### Task
What follows is a listing; give it again exactly, in its entirety.

[Dataset entries]
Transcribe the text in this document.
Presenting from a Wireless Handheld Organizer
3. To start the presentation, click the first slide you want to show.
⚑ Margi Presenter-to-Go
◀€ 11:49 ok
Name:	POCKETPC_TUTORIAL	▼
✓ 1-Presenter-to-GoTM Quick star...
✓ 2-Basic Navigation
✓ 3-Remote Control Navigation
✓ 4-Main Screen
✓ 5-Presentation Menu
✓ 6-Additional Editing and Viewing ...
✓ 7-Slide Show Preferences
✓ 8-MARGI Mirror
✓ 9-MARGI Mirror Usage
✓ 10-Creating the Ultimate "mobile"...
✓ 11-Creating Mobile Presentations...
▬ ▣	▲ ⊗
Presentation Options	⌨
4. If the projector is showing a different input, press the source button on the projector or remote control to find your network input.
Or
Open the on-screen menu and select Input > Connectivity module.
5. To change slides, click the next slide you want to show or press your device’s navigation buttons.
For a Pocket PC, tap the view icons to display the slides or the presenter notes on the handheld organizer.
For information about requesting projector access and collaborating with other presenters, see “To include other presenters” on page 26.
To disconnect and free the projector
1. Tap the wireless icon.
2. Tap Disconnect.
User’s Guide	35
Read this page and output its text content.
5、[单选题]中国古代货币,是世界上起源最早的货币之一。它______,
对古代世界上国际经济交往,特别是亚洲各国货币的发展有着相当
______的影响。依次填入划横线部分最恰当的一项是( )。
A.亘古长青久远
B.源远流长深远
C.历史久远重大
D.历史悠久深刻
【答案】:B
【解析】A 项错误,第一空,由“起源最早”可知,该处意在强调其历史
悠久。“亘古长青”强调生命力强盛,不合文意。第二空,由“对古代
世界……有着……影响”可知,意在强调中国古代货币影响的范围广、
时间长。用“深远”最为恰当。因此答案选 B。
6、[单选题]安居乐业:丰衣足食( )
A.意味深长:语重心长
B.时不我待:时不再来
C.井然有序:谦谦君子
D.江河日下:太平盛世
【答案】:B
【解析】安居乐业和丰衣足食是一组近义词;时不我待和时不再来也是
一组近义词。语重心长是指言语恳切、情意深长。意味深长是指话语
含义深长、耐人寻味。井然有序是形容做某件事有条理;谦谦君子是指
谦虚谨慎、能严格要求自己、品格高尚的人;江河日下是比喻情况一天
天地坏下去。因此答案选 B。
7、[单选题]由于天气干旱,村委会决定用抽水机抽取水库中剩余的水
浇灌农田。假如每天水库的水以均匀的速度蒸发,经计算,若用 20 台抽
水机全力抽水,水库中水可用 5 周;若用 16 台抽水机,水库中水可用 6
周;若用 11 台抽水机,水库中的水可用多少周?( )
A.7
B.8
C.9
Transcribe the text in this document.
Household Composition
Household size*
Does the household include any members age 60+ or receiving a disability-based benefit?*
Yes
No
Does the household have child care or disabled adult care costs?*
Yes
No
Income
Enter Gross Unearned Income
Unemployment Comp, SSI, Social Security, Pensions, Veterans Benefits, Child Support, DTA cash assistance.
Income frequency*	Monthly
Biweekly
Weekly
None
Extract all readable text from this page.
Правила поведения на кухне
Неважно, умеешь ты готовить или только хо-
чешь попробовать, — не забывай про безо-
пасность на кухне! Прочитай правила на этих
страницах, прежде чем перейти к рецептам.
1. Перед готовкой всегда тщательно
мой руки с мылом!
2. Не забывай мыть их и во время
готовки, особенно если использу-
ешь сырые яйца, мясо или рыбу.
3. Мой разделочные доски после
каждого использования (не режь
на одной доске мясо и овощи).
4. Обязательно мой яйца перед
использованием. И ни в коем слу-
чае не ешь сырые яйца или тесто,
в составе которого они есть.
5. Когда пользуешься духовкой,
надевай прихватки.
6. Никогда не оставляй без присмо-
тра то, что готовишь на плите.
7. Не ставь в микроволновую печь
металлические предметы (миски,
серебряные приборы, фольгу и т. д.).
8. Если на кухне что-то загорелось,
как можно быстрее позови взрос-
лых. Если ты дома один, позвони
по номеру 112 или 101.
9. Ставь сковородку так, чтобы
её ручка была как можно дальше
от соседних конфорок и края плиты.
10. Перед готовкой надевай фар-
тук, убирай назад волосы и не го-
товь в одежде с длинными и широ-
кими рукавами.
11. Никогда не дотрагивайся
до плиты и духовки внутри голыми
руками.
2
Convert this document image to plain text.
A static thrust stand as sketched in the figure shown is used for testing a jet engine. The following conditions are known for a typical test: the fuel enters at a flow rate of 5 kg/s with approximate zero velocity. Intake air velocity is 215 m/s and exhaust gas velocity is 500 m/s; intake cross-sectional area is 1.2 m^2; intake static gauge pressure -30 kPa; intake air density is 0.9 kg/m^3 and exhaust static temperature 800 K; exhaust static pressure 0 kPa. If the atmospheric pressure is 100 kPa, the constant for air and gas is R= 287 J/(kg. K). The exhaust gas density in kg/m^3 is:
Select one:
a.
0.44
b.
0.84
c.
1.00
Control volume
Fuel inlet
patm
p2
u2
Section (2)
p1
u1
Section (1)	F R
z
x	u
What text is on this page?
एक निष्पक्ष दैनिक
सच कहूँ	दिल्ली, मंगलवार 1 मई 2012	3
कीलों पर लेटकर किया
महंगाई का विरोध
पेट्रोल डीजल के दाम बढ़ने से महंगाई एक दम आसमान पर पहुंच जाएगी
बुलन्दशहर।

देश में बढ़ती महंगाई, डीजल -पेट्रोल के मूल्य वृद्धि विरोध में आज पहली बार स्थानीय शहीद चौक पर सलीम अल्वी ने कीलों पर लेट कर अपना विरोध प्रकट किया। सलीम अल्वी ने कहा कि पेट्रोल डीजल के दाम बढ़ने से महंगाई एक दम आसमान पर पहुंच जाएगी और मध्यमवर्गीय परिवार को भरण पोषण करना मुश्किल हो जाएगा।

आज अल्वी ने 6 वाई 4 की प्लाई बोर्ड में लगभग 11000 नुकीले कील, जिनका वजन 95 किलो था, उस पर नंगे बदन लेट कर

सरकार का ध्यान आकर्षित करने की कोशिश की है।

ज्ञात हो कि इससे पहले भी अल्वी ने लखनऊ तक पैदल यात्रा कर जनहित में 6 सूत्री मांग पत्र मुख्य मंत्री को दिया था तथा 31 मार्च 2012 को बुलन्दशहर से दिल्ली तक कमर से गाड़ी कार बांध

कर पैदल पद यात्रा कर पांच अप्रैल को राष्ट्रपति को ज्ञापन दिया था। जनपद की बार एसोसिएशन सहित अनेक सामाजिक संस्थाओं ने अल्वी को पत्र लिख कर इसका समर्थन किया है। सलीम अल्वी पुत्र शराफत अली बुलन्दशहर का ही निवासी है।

### Final result
Transcribe the text in this document.
Presenting from a Wireless Handheld Organizer
3. To start the presentation, click the first slide you want to show.
⚑ Margi Presenter-to-Go
◀€ 11:49 ok
Name:	POCKETPC_TUTORIAL	▼
✓ 1-Presenter-to-GoTM Quick star...
✓ 2-Basic Navigation
✓ 3-Remote Control Navigation
✓ 4-Main Screen
✓ 5-Presentation Menu
✓ 6-Additional Editing and Viewing ...
✓ 7-Slide Show Preferences
✓ 8-MARGI Mirror
✓ 9-MARGI Mirror Usage
✓ 10-Creating the Ultimate "mobile"...
✓ 11-Creating Mobile Presentations...
▬ ▣	▲ ⊗
Presentation Options	⌨
4. If the projector is showing a different input, press the source button on the projector or remote control to find your network input.
Or
Open the on-screen menu and select Input > Connectivity module.
5. To change slides, click the next slide you want to show or press your device’s navigation buttons.
For a Pocket PC, tap the view icons to display the slides or the presenter notes on the handheld organizer.
For information about requesting projector access and collaborating with other presenters, see “To include other presenters” on page 26.
To disconnect and free the projector
1. Tap the wireless icon.
2. Tap Disconnect.
User’s Guide	35
Read this page and output its text content.
5、[单选题]中国古代货币,是世界上起源最早的货币之一。它______,
对古代世界上国际经济交往,特别是亚洲各国货币的发展有着相当
______的影响。依次填入划横线部分最恰当的一项是( )。
A.亘古长青久远
B.源远流长深远
C.历史久远重大
D.历史悠久深刻
【答案】:B
【解析】A 项错误,第一空,由“起源最早”可知,该处意在强调其历史
悠久。“亘古长青”强调生命力强盛,不合文意。第二空,由“对古代
世界……有着……影响”可知,意在强调中国古代货币影响的范围广、
时间长。用“深远”最为恰当。因此答案选 B。
6、[单选题]安居乐业:丰衣足食( )
A.意味深长:语重心长
B.时不我待:时不再来
C.井然有序:谦谦君子
D.江河日下:太平盛世
【答案】:B
【解析】安居乐业和丰衣足食是一组近义词;时不我待和时不再来也是
一组近义词。语重心长是指言语恳切、情意深长。意味深长是指话语
含义深长、耐人寻味。井然有序是形容做某件事有条理;谦谦君子是指
谦虚谨慎、能严格要求自己、品格高尚的人;江河日下是比喻情况一天
天地坏下去。因此答案选 B。
7、[单选题]由于天气干旱,村委会决定用抽水机抽取水库中剩余的水
浇灌农田。假如每天水库的水以均匀的速度蒸发,经计算,若用 20 台抽
水机全力抽水,水库中水可用 5 周;若用 16 台抽水机,水库中水可用 6
周;若用 11 台抽水机,水库中的水可用多少周?( )
A.7
B.8
C.9
Transcribe the text in this document.
Household Composition
Household size*
Does the household include any members age 60+ or receiving a disability-based benefit?*
Yes
No
Does the household have child care or disabled adult care costs?*
Yes
No
Income
Enter Gross Unearned Income
Unemployment Comp, SSI, Social Security, Pensions, Veterans Benefits, Child Support, DTA cash assistance.
Income frequency*	Monthly
Biweekly
Weekly
None
Extract all readable text from this page.
Правила поведения на кухне
Неважно, умеешь ты готовить или только хо-
чешь попробовать, — не забывай про безо-
пасность на кухне! Прочитай правила на этих
страницах, прежде чем перейти к рецептам.
1. Перед готовкой всегда тщательно
мой руки с мылом!
2. Не забывай мыть их и во время
готовки, особенно если использу-
ешь сырые яйца, мясо или рыбу.
3. Мой разделочные доски после
каждого использования (не режь
на одной доске мясо и овощи).
4. Обязательно мой яйца перед
использованием. И ни в коем слу-
чае не ешь сырые яйца или тесто,
в составе которого они есть.
5. Когда пользуешься духовкой,
надевай прихватки.
6. Никогда не оставляй без присмо-
тра то, что готовишь на плите.
7. Не ставь в микроволновую печь
металлические предметы (миски,
серебряные приборы, фольгу и т. д.).
8. Если на кухне что-то загорелось,
как можно быстрее позови взрос-
лых. Если ты дома один, позвони
по номеру 112 или 101.
9. Ставь сковородку так, чтобы
её ручка была как можно дальше
от соседних конфорок и края плиты.
10. Перед готовкой надевай фар-
тук, убирай назад волосы и не го-
товь в одежде с длинными и широ-
кими рукавами.
11. Никогда не дотрагивайся
до плиты и духовки внутри голыми
руками.
2
Convert this document image to plain text.
A static thrust stand as sketched in the figure shown is used for testing a jet engine. The following conditions are known for a typical test: the fuel enters at a flow rate of 5 kg/s with approximate zero velocity. Intake air velocity is 215 m/s and exhaust gas velocity is 500 m/s; intake cross-sectional area is 1.2 m^2; intake static gauge pressure -30 kPa; intake air density is 0.9 kg/m^3 and exhaust static temperature 800 K; exhaust static pressure 0 kPa. If the atmospheric pressure is 100 kPa, the constant for air and gas is R= 287 J/(kg. K). The exhaust gas density in kg/m^3 is:
Select one:
a.
0.44
b.
0.84
c.
1.00
Control volume
Fuel inlet
patm
p2
u2
Section (2)
p1
u1
Section (1)	F R
z
x	u
What text is on this page?
एक निष्पक्ष दैनिक
सच कहूँ	दिल्ली, मंगलवार 1 मई 2012	3
कीलों पर लेटकर किया
महंगाई का विरोध
पेट्रोल डीजल के दाम बढ़ने से महंगाई एक दम आसमान पर पहुंच जाएगी
बुलन्दशहर।

देश में बढ़ती महंगाई, डीजल -पेट्रोल के मूल्य वृद्धि विरोध में आज पहली बार स्थानीय शहीद चौक पर सलीम अल्वी ने कीलों पर लेट कर अपना विरोध प्रकट किया। सलीम अल्वी ने कहा कि पेट्रोल डीजल के दाम बढ़ने से महंगाई एक दम आसमान पर पहुंच जाएगी और मध्यमवर्गीय परिवार को भरण पोषण करना मुश्किल हो जाएगा।

आज अल्वी ने 6 वाई 4 की प्लाई बोर्ड में लगभग 11000 नुकीले कील, जिनका वजन 95 किलो था, उस पर नंगे बदन लेट कर

सरकार का ध्यान आकर्षित करने की कोशिश की है।

ज्ञात हो कि इससे पहले भी अल्वी ने लखनऊ तक पैदल यात्रा कर जनहित में 6 सूत्री मांग पत्र मुख्य मंत्री को दिया था तथा 31 मार्च 2012 को बुलन्दशहर से दिल्ली तक कमर से गाड़ी कार बांध

कर पैदल पद यात्रा कर पांच अप्रैल को राष्ट्रपति को ज्ञापन दिया था। जनपद की बार एसोसिएशन सहित अनेक सामाजिक संस्थाओं ने अल्वी को पत्र लिख कर इसका समर्थन किया है। सलीम अल्वी पुत्र शराफत अली बुलन्दशहर का ही निवासी है।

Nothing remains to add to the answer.